### PROVIDED MATERIAL
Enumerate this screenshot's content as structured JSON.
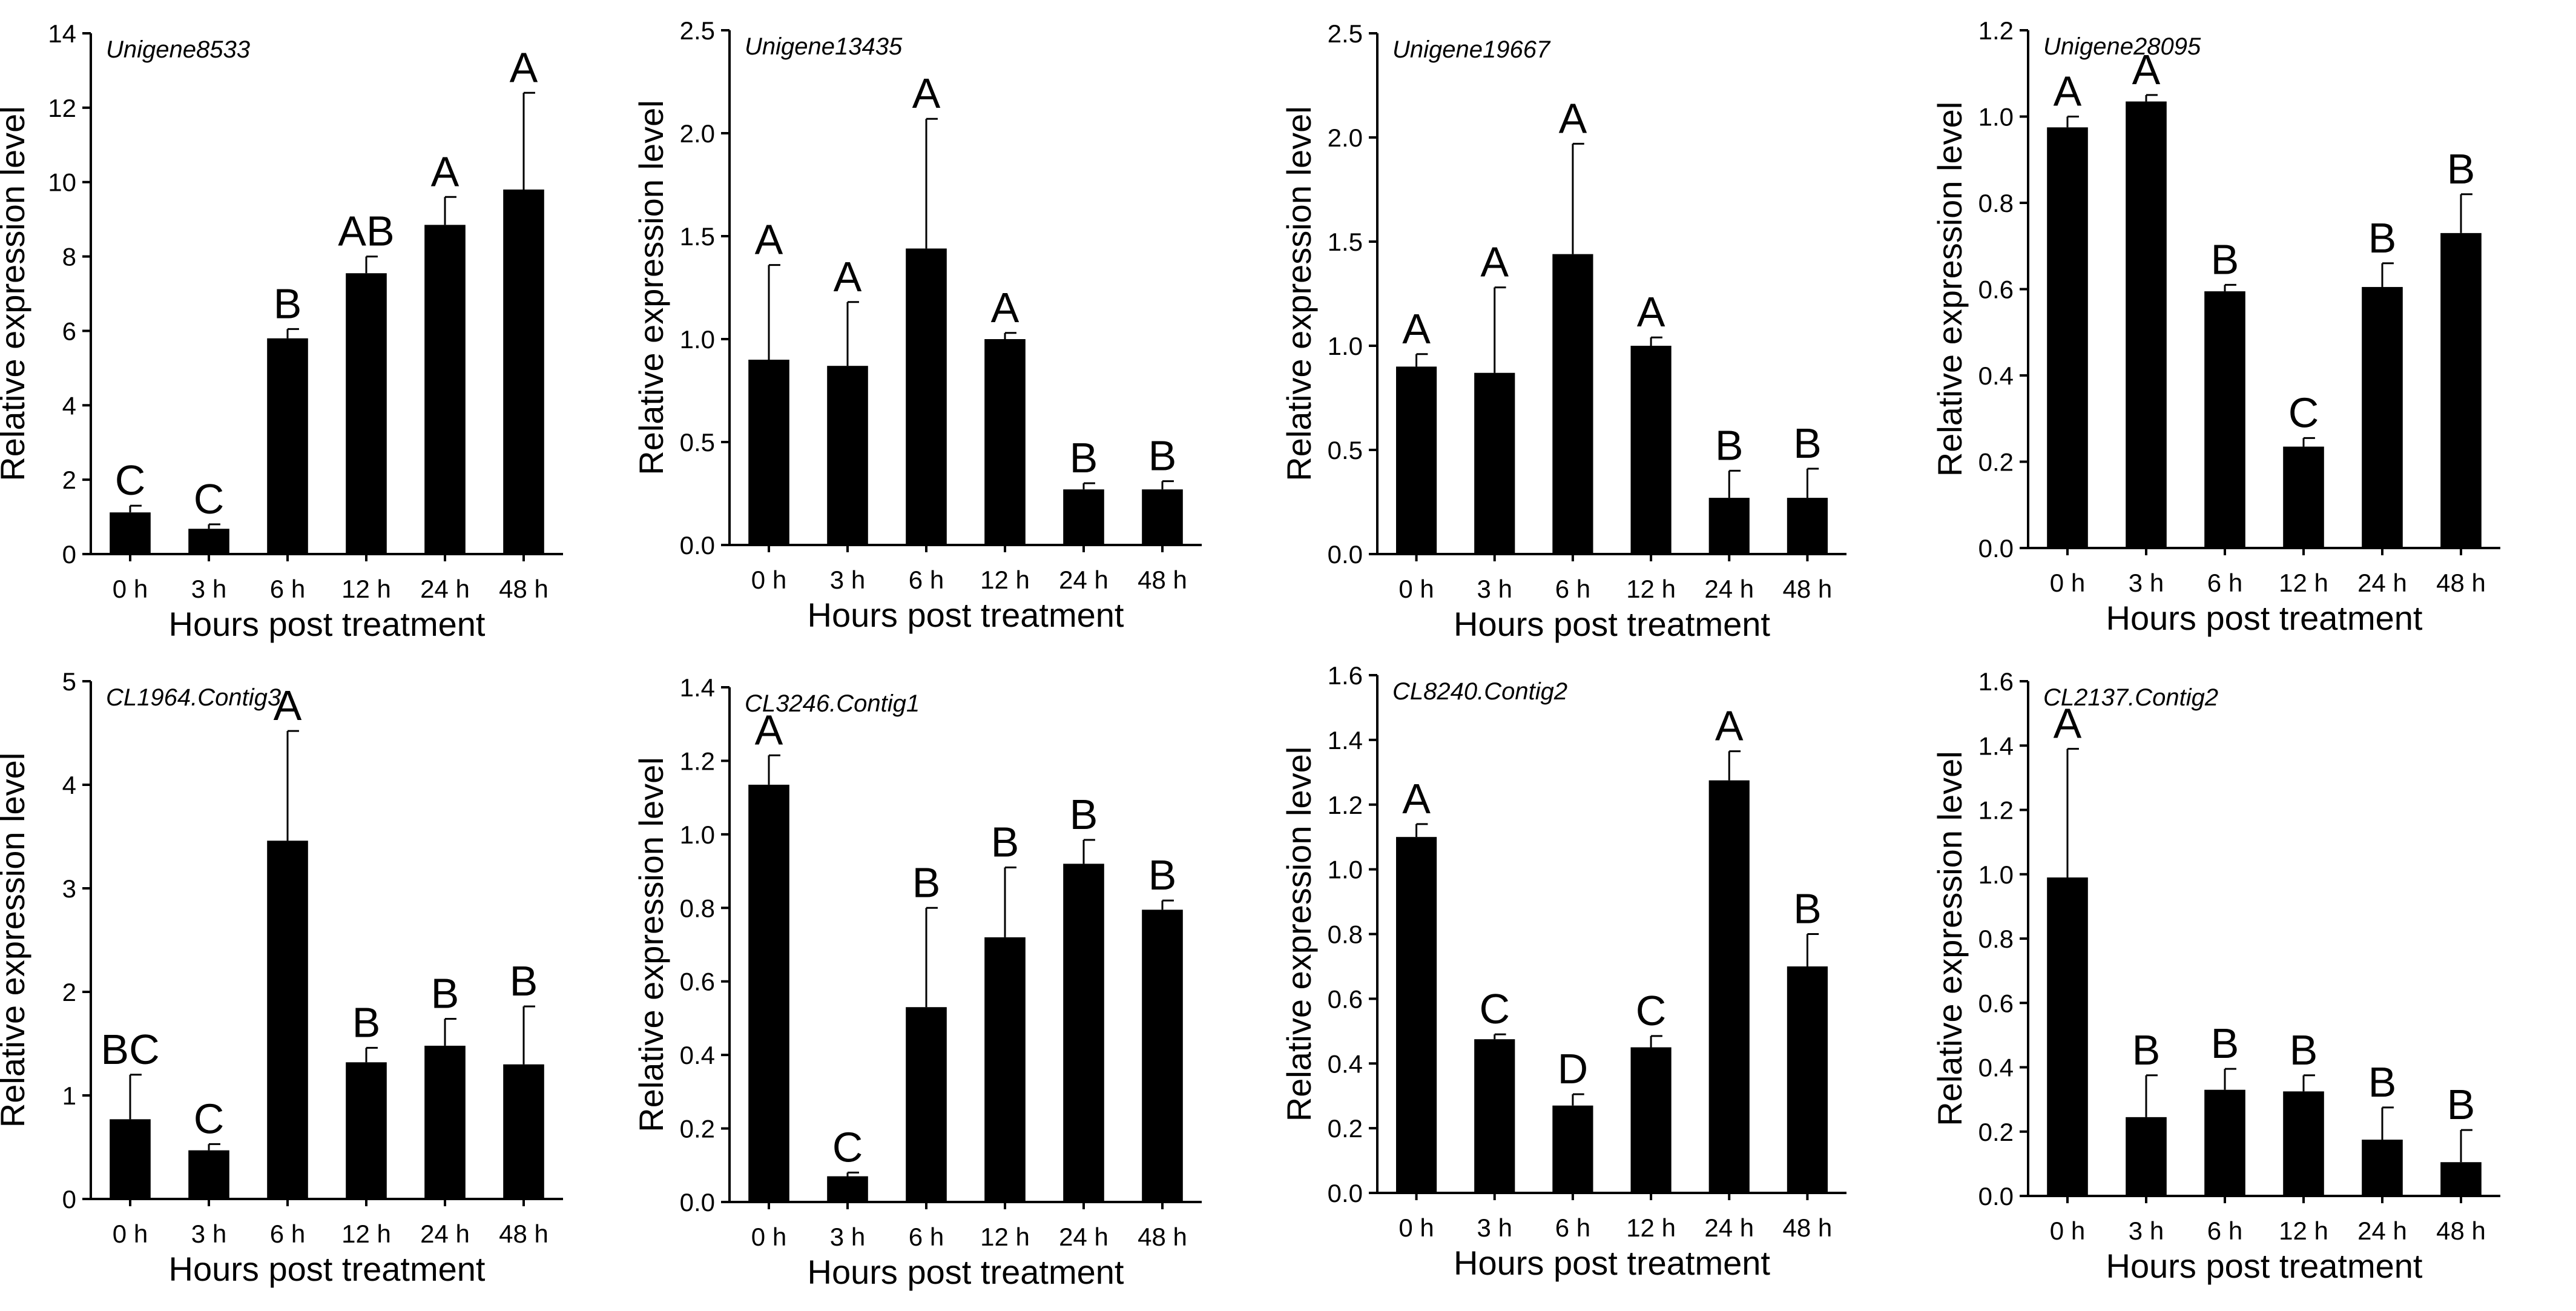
{
  "chart_data": [
    {
      "type": "bar",
      "title": "Unigene8533",
      "xlabel": "Hours post treatment",
      "ylabel": "Relative expression level",
      "categories": [
        "0 h",
        "3 h",
        "6 h",
        "12 h",
        "24 h",
        "48 h"
      ],
      "values": [
        1.12,
        0.68,
        5.8,
        7.55,
        8.85,
        9.8
      ],
      "errors": [
        0.18,
        0.12,
        0.25,
        0.45,
        0.75,
        2.6
      ],
      "letters": [
        "C",
        "C",
        "B",
        "AB",
        "A",
        "A"
      ],
      "ylim": [
        0,
        14
      ],
      "yticks": [
        "0",
        "2",
        "4",
        "6",
        "8",
        "10",
        "12",
        "14"
      ]
    },
    {
      "type": "bar",
      "title": "Unigene13435",
      "xlabel": "Hours post treatment",
      "ylabel": "Relative expression level",
      "categories": [
        "0 h",
        "3 h",
        "6 h",
        "12 h",
        "24 h",
        "48 h"
      ],
      "values": [
        0.9,
        0.87,
        1.44,
        1.0,
        0.27,
        0.27
      ],
      "errors": [
        0.46,
        0.31,
        0.63,
        0.03,
        0.03,
        0.04
      ],
      "letters": [
        "A",
        "A",
        "A",
        "A",
        "B",
        "B"
      ],
      "ylim": [
        0,
        2.5
      ],
      "yticks": [
        "0.0",
        "0.5",
        "1.0",
        "1.5",
        "2.0",
        "2.5"
      ]
    },
    {
      "type": "bar",
      "title": "Unigene19667",
      "xlabel": "Hours post treatment",
      "ylabel": "Relative expression level",
      "categories": [
        "0 h",
        "3 h",
        "6 h",
        "12 h",
        "24 h",
        "48 h"
      ],
      "values": [
        0.9,
        0.87,
        1.44,
        1.0,
        0.27,
        0.27
      ],
      "errors": [
        0.06,
        0.41,
        0.53,
        0.04,
        0.13,
        0.14
      ],
      "letters": [
        "A",
        "A",
        "A",
        "A",
        "B",
        "B"
      ],
      "ylim": [
        0,
        2.5
      ],
      "yticks": [
        "0.0",
        "0.5",
        "1.0",
        "1.5",
        "2.0",
        "2.5"
      ]
    },
    {
      "type": "bar",
      "title": "Unigene28095",
      "xlabel": "Hours post treatment",
      "ylabel": "Relative expression level",
      "categories": [
        "0 h",
        "3 h",
        "6 h",
        "12 h",
        "24 h",
        "48 h"
      ],
      "values": [
        0.975,
        1.035,
        0.595,
        0.235,
        0.605,
        0.73
      ],
      "errors": [
        0.025,
        0.015,
        0.015,
        0.02,
        0.055,
        0.09
      ],
      "letters": [
        "A",
        "A",
        "B",
        "C",
        "B",
        "B"
      ],
      "ylim": [
        0,
        1.2
      ],
      "yticks": [
        "0.0",
        "0.2",
        "0.4",
        "0.6",
        "0.8",
        "1.0",
        "1.2"
      ]
    },
    {
      "type": "bar",
      "title": "CL1964.Contig3",
      "xlabel": "Hours post treatment",
      "ylabel": "Relative expression level",
      "categories": [
        "0 h",
        "3 h",
        "6 h",
        "12 h",
        "24 h",
        "48 h"
      ],
      "values": [
        0.77,
        0.47,
        3.46,
        1.32,
        1.48,
        1.3
      ],
      "errors": [
        0.43,
        0.06,
        1.06,
        0.14,
        0.26,
        0.56
      ],
      "letters": [
        "BC",
        "C",
        "A",
        "B",
        "B",
        "B"
      ],
      "ylim": [
        0,
        5
      ],
      "yticks": [
        "0",
        "1",
        "2",
        "3",
        "4",
        "5"
      ]
    },
    {
      "type": "bar",
      "title": "CL3246.Contig1",
      "xlabel": "Hours post treatment",
      "ylabel": "Relative expression level",
      "categories": [
        "0 h",
        "3 h",
        "6 h",
        "12 h",
        "24 h",
        "48 h"
      ],
      "values": [
        1.135,
        0.07,
        0.53,
        0.72,
        0.92,
        0.795
      ],
      "errors": [
        0.08,
        0.01,
        0.27,
        0.19,
        0.065,
        0.025
      ],
      "letters": [
        "A",
        "C",
        "B",
        "B",
        "B",
        "B"
      ],
      "ylim": [
        0,
        1.4
      ],
      "yticks": [
        "0.0",
        "0.2",
        "0.4",
        "0.6",
        "0.8",
        "1.0",
        "1.2",
        "1.4"
      ]
    },
    {
      "type": "bar",
      "title": "CL8240.Contig2",
      "xlabel": "Hours post treatment",
      "ylabel": "Relative expression level",
      "categories": [
        "0 h",
        "3 h",
        "6 h",
        "12 h",
        "24 h",
        "48 h"
      ],
      "values": [
        1.1,
        0.475,
        0.27,
        0.45,
        1.275,
        0.7
      ],
      "errors": [
        0.04,
        0.015,
        0.035,
        0.035,
        0.09,
        0.1
      ],
      "letters": [
        "A",
        "C",
        "D",
        "C",
        "A",
        "B"
      ],
      "ylim": [
        0,
        1.6
      ],
      "yticks": [
        "0.0",
        "0.2",
        "0.4",
        "0.6",
        "0.8",
        "1.0",
        "1.2",
        "1.4",
        "1.6"
      ]
    },
    {
      "type": "bar",
      "title": "CL2137.Contig2",
      "xlabel": "Hours post treatment",
      "ylabel": "Relative expression level",
      "categories": [
        "0 h",
        "3 h",
        "6 h",
        "12 h",
        "24 h",
        "48 h"
      ],
      "values": [
        0.99,
        0.245,
        0.33,
        0.325,
        0.175,
        0.105
      ],
      "errors": [
        0.4,
        0.13,
        0.065,
        0.05,
        0.1,
        0.1
      ],
      "letters": [
        "A",
        "B",
        "B",
        "B",
        "B",
        "B"
      ],
      "ylim": [
        0,
        1.6
      ],
      "yticks": [
        "0.0",
        "0.2",
        "0.4",
        "0.6",
        "0.8",
        "1.0",
        "1.2",
        "1.4",
        "1.6"
      ]
    }
  ]
}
######
**WHAT TO WORK ON:**
Copy each line above precisely, dropping the pictures.

**FULL OUTPUT:**
Enumerate this screenshot's content as structured JSON.
{
  "chart_data": [
    {
      "type": "bar",
      "title": "Unigene8533",
      "xlabel": "Hours post treatment",
      "ylabel": "Relative expression level",
      "categories": [
        "0 h",
        "3 h",
        "6 h",
        "12 h",
        "24 h",
        "48 h"
      ],
      "values": [
        1.12,
        0.68,
        5.8,
        7.55,
        8.85,
        9.8
      ],
      "errors": [
        0.18,
        0.12,
        0.25,
        0.45,
        0.75,
        2.6
      ],
      "letters": [
        "C",
        "C",
        "B",
        "AB",
        "A",
        "A"
      ],
      "ylim": [
        0,
        14
      ],
      "yticks": [
        "0",
        "2",
        "4",
        "6",
        "8",
        "10",
        "12",
        "14"
      ]
    },
    {
      "type": "bar",
      "title": "Unigene13435",
      "xlabel": "Hours post treatment",
      "ylabel": "Relative expression level",
      "categories": [
        "0 h",
        "3 h",
        "6 h",
        "12 h",
        "24 h",
        "48 h"
      ],
      "values": [
        0.9,
        0.87,
        1.44,
        1.0,
        0.27,
        0.27
      ],
      "errors": [
        0.46,
        0.31,
        0.63,
        0.03,
        0.03,
        0.04
      ],
      "letters": [
        "A",
        "A",
        "A",
        "A",
        "B",
        "B"
      ],
      "ylim": [
        0,
        2.5
      ],
      "yticks": [
        "0.0",
        "0.5",
        "1.0",
        "1.5",
        "2.0",
        "2.5"
      ]
    },
    {
      "type": "bar",
      "title": "Unigene19667",
      "xlabel": "Hours post treatment",
      "ylabel": "Relative expression level",
      "categories": [
        "0 h",
        "3 h",
        "6 h",
        "12 h",
        "24 h",
        "48 h"
      ],
      "values": [
        0.9,
        0.87,
        1.44,
        1.0,
        0.27,
        0.27
      ],
      "errors": [
        0.06,
        0.41,
        0.53,
        0.04,
        0.13,
        0.14
      ],
      "letters": [
        "A",
        "A",
        "A",
        "A",
        "B",
        "B"
      ],
      "ylim": [
        0,
        2.5
      ],
      "yticks": [
        "0.0",
        "0.5",
        "1.0",
        "1.5",
        "2.0",
        "2.5"
      ]
    },
    {
      "type": "bar",
      "title": "Unigene28095",
      "xlabel": "Hours post treatment",
      "ylabel": "Relative expression level",
      "categories": [
        "0 h",
        "3 h",
        "6 h",
        "12 h",
        "24 h",
        "48 h"
      ],
      "values": [
        0.975,
        1.035,
        0.595,
        0.235,
        0.605,
        0.73
      ],
      "errors": [
        0.025,
        0.015,
        0.015,
        0.02,
        0.055,
        0.09
      ],
      "letters": [
        "A",
        "A",
        "B",
        "C",
        "B",
        "B"
      ],
      "ylim": [
        0,
        1.2
      ],
      "yticks": [
        "0.0",
        "0.2",
        "0.4",
        "0.6",
        "0.8",
        "1.0",
        "1.2"
      ]
    },
    {
      "type": "bar",
      "title": "CL1964.Contig3",
      "xlabel": "Hours post treatment",
      "ylabel": "Relative expression level",
      "categories": [
        "0 h",
        "3 h",
        "6 h",
        "12 h",
        "24 h",
        "48 h"
      ],
      "values": [
        0.77,
        0.47,
        3.46,
        1.32,
        1.48,
        1.3
      ],
      "errors": [
        0.43,
        0.06,
        1.06,
        0.14,
        0.26,
        0.56
      ],
      "letters": [
        "BC",
        "C",
        "A",
        "B",
        "B",
        "B"
      ],
      "ylim": [
        0,
        5
      ],
      "yticks": [
        "0",
        "1",
        "2",
        "3",
        "4",
        "5"
      ]
    },
    {
      "type": "bar",
      "title": "CL3246.Contig1",
      "xlabel": "Hours post treatment",
      "ylabel": "Relative expression level",
      "categories": [
        "0 h",
        "3 h",
        "6 h",
        "12 h",
        "24 h",
        "48 h"
      ],
      "values": [
        1.135,
        0.07,
        0.53,
        0.72,
        0.92,
        0.795
      ],
      "errors": [
        0.08,
        0.01,
        0.27,
        0.19,
        0.065,
        0.025
      ],
      "letters": [
        "A",
        "C",
        "B",
        "B",
        "B",
        "B"
      ],
      "ylim": [
        0,
        1.4
      ],
      "yticks": [
        "0.0",
        "0.2",
        "0.4",
        "0.6",
        "0.8",
        "1.0",
        "1.2",
        "1.4"
      ]
    },
    {
      "type": "bar",
      "title": "CL8240.Contig2",
      "xlabel": "Hours post treatment",
      "ylabel": "Relative expression level",
      "categories": [
        "0 h",
        "3 h",
        "6 h",
        "12 h",
        "24 h",
        "48 h"
      ],
      "values": [
        1.1,
        0.475,
        0.27,
        0.45,
        1.275,
        0.7
      ],
      "errors": [
        0.04,
        0.015,
        0.035,
        0.035,
        0.09,
        0.1
      ],
      "letters": [
        "A",
        "C",
        "D",
        "C",
        "A",
        "B"
      ],
      "ylim": [
        0,
        1.6
      ],
      "yticks": [
        "0.0",
        "0.2",
        "0.4",
        "0.6",
        "0.8",
        "1.0",
        "1.2",
        "1.4",
        "1.6"
      ]
    },
    {
      "type": "bar",
      "title": "CL2137.Contig2",
      "xlabel": "Hours post treatment",
      "ylabel": "Relative expression level",
      "categories": [
        "0 h",
        "3 h",
        "6 h",
        "12 h",
        "24 h",
        "48 h"
      ],
      "values": [
        0.99,
        0.245,
        0.33,
        0.325,
        0.175,
        0.105
      ],
      "errors": [
        0.4,
        0.13,
        0.065,
        0.05,
        0.1,
        0.1
      ],
      "letters": [
        "A",
        "B",
        "B",
        "B",
        "B",
        "B"
      ],
      "ylim": [
        0,
        1.6
      ],
      "yticks": [
        "0.0",
        "0.2",
        "0.4",
        "0.6",
        "0.8",
        "1.0",
        "1.2",
        "1.4",
        "1.6"
      ]
    }
  ]
}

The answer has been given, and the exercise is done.